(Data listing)
#####

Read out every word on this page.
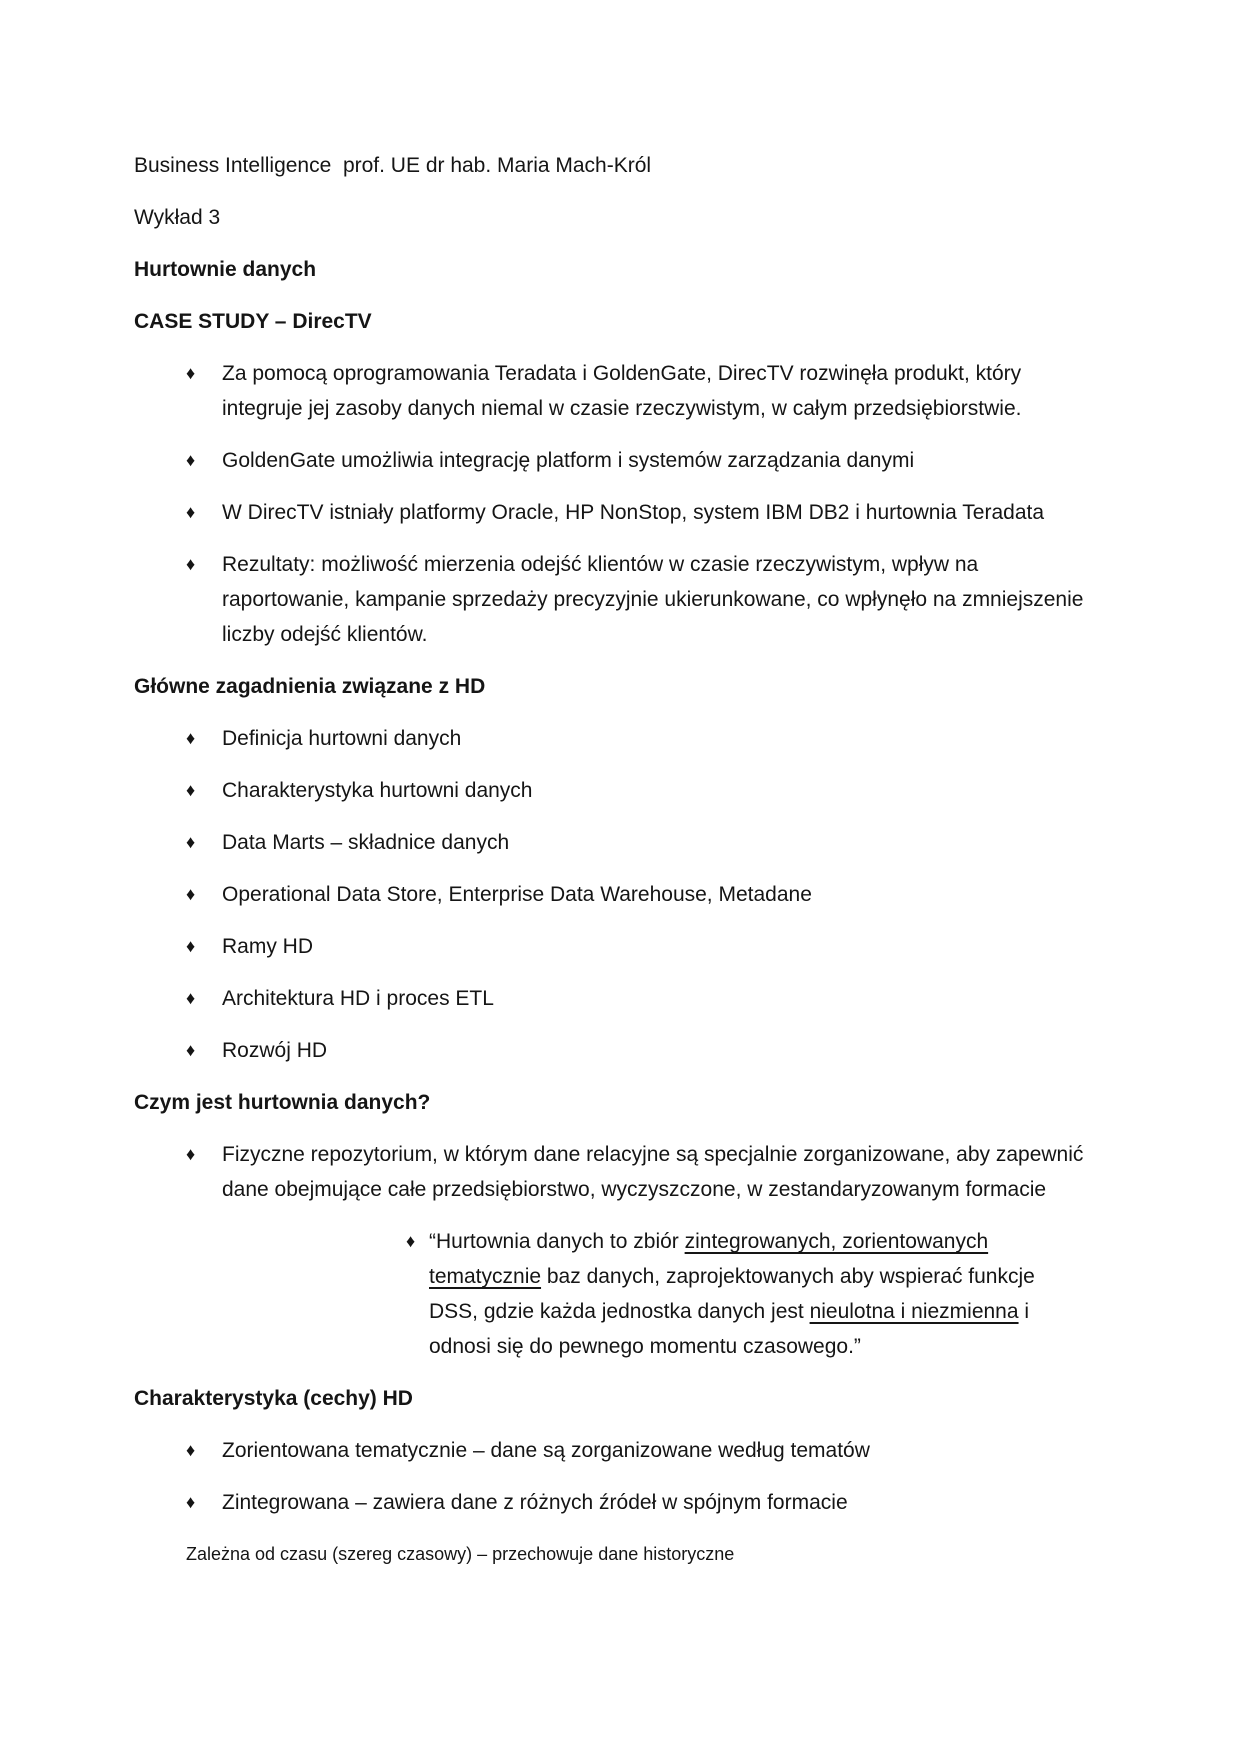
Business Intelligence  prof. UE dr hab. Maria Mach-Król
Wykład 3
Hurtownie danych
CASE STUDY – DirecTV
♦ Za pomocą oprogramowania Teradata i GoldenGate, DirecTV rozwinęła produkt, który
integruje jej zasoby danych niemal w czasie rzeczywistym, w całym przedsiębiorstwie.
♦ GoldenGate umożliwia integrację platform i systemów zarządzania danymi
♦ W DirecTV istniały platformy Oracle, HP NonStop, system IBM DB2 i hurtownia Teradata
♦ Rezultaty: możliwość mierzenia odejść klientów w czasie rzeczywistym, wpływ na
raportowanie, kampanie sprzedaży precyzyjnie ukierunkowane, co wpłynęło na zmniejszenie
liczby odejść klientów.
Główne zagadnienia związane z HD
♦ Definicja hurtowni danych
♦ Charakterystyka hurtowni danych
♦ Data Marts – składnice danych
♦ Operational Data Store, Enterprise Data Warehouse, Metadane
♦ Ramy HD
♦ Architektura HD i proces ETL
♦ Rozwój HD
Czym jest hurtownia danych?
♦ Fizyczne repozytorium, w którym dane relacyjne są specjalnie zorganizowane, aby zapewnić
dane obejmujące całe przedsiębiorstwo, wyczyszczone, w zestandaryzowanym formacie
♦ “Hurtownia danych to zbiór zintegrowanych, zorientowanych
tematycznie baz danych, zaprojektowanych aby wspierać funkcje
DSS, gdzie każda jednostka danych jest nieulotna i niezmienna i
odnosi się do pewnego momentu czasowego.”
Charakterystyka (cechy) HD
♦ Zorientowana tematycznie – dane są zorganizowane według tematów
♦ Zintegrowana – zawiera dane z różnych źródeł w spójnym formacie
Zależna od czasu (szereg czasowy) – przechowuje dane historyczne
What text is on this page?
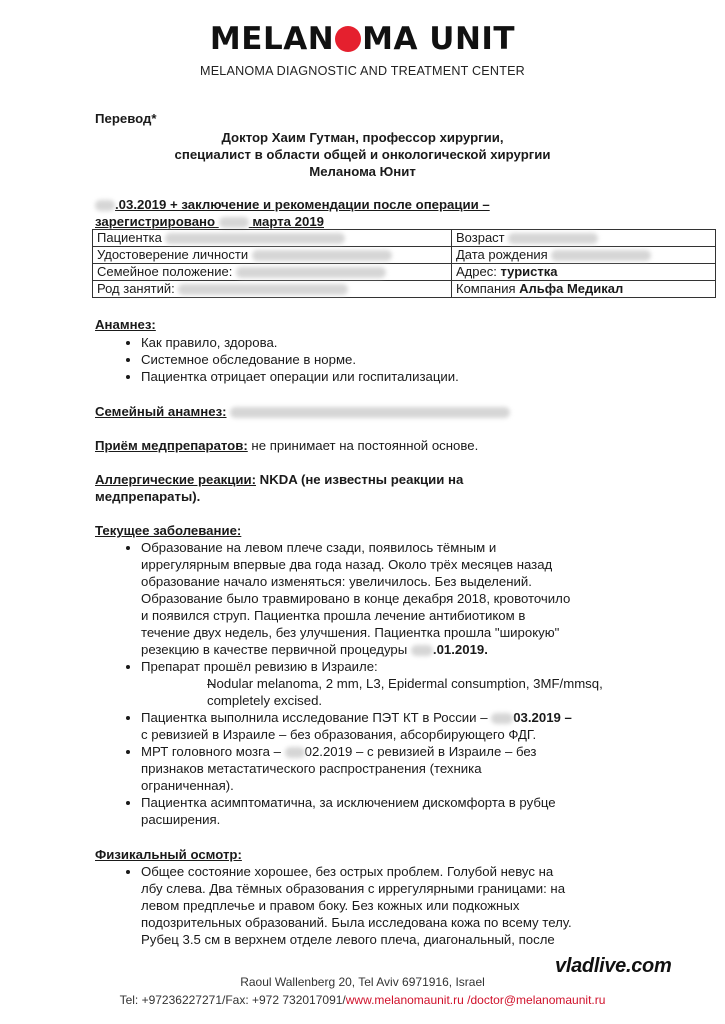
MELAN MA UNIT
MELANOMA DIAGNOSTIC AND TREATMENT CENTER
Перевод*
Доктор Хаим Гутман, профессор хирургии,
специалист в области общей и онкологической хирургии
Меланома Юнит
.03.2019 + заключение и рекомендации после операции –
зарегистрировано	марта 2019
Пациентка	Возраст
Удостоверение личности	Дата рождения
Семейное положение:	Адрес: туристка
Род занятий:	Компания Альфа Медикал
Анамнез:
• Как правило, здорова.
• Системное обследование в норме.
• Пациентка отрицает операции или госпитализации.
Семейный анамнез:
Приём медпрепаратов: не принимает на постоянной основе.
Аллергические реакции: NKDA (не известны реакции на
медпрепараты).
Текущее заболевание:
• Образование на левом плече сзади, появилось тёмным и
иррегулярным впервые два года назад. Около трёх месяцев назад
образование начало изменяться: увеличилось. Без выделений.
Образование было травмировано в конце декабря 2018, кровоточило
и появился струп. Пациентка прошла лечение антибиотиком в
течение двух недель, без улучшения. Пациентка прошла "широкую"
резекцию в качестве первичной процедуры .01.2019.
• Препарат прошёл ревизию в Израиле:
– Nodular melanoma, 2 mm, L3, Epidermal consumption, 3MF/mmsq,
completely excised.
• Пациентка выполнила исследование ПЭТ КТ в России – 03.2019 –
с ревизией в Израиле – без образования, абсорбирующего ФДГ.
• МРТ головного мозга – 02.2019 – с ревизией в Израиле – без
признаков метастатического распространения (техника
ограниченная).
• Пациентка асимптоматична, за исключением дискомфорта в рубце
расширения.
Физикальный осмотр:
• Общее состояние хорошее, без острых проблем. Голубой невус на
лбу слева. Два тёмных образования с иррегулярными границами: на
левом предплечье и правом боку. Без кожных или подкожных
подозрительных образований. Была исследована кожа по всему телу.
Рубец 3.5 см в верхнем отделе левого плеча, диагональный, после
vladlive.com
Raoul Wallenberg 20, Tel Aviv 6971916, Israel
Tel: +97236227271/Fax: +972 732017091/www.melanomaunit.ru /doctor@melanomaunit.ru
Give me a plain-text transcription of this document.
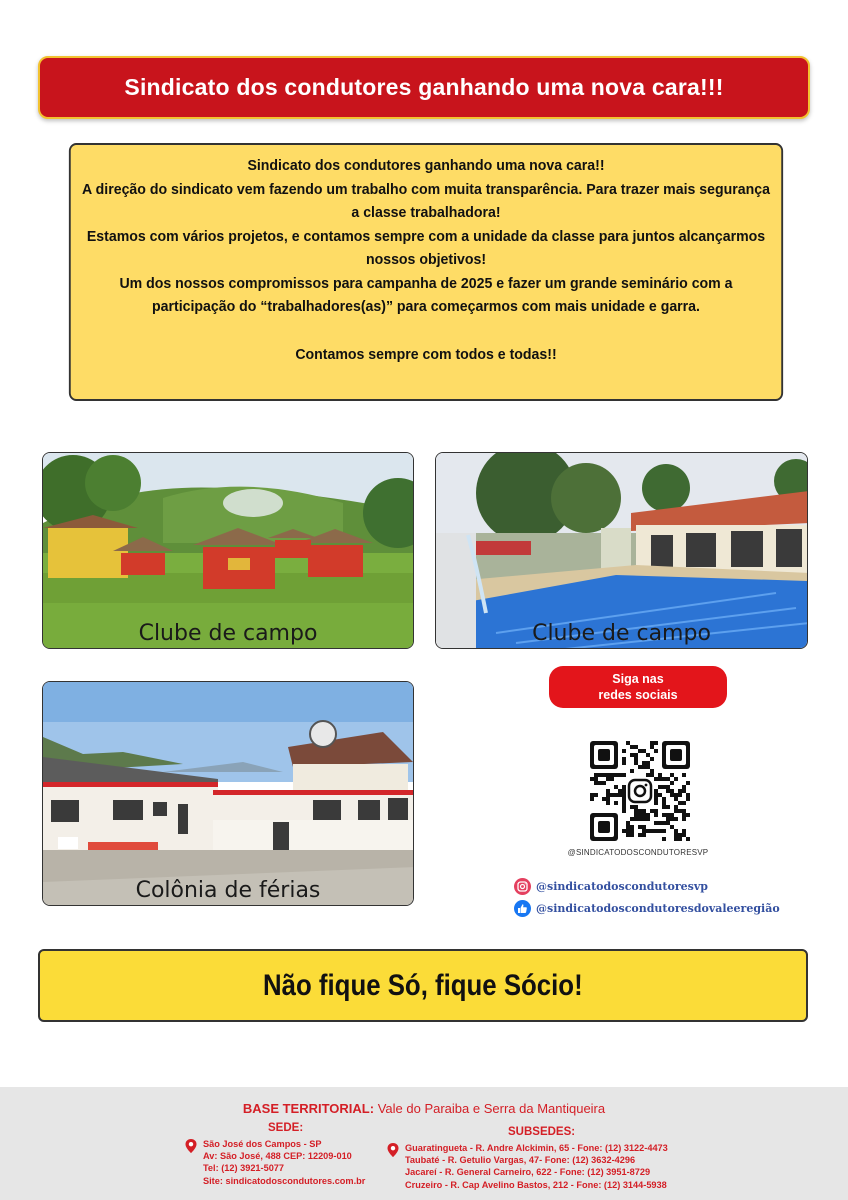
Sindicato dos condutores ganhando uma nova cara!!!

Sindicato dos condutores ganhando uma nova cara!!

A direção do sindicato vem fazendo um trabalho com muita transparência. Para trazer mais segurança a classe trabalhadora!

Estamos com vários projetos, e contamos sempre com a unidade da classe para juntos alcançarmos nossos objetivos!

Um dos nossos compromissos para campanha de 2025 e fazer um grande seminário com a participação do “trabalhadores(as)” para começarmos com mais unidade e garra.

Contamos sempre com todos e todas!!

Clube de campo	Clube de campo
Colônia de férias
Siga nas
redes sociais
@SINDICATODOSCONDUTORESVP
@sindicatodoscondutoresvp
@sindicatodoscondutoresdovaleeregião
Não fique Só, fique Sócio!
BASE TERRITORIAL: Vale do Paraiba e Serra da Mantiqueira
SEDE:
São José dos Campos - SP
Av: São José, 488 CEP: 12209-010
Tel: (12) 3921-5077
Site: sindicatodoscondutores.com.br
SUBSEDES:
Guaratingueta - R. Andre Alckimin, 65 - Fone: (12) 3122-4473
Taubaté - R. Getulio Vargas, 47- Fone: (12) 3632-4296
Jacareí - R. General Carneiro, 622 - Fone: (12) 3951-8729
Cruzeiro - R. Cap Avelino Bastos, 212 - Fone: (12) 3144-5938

#####

* [Problem statement]
Show each line holding the word "Пациентка".

* [Answer to the problem]
Пациентка	Возраст
• Пациентка отрицает операции или госпитализации.
и появился струп. Пациентка прошла лечение антибиотиком в
течение двух недель, без улучшения. Пациентка прошла "широкую"
• Пациентка выполнила исследование ПЭТ КТ в России – 03.2019 –
• Пациентка асимптоматична, за исключением дискомфорта в рубце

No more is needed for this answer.